Material supplied ->
== Segment start ==
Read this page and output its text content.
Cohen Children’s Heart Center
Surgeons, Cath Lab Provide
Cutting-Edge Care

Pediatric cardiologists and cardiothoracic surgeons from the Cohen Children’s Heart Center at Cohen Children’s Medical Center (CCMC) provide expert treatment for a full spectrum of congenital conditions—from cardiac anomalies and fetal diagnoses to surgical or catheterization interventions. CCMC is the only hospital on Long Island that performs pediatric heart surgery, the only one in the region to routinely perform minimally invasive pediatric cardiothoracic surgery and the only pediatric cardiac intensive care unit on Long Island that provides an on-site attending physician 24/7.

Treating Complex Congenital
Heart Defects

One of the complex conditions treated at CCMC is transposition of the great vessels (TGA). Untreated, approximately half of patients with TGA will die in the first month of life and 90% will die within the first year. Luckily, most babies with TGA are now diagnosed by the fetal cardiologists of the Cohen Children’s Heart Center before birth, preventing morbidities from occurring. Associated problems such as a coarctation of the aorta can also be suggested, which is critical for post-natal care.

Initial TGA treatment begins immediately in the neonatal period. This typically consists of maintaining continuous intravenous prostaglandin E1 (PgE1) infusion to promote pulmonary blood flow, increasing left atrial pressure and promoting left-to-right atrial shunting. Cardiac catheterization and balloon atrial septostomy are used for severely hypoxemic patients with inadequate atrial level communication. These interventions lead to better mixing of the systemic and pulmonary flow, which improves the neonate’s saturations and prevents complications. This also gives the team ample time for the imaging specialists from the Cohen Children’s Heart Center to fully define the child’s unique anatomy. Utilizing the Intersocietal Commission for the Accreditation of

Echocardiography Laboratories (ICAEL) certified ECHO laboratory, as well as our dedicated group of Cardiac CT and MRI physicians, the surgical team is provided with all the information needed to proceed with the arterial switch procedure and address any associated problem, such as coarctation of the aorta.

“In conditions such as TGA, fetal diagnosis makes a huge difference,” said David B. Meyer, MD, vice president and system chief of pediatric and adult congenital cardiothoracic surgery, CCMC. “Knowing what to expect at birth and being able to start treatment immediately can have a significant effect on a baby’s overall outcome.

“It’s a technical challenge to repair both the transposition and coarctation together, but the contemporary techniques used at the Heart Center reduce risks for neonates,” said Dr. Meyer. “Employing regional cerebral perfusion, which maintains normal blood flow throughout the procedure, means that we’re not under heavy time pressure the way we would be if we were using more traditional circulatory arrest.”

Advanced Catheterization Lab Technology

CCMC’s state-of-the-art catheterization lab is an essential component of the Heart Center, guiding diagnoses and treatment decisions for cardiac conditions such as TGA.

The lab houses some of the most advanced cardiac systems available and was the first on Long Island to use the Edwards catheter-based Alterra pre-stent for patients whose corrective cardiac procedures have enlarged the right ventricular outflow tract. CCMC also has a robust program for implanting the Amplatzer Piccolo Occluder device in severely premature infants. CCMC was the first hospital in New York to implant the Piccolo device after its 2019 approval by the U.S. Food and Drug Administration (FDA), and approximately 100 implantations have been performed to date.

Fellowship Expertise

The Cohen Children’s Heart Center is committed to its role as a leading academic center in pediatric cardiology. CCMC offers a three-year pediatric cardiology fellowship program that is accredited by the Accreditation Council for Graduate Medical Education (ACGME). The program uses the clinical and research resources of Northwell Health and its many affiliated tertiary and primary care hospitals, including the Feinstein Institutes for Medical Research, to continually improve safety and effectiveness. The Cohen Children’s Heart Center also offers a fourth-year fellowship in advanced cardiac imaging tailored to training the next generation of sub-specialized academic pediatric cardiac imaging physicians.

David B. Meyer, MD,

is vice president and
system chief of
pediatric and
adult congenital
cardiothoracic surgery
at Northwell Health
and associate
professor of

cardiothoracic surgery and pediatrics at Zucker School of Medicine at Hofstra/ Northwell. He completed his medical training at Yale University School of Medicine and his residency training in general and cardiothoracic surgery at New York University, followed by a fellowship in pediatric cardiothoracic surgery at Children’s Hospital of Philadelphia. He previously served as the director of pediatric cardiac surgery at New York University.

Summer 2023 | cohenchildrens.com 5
== Segment end ==
Description of the task -> A single number is the whole answer: how many lines of the records contain the word "David".

Result -> 2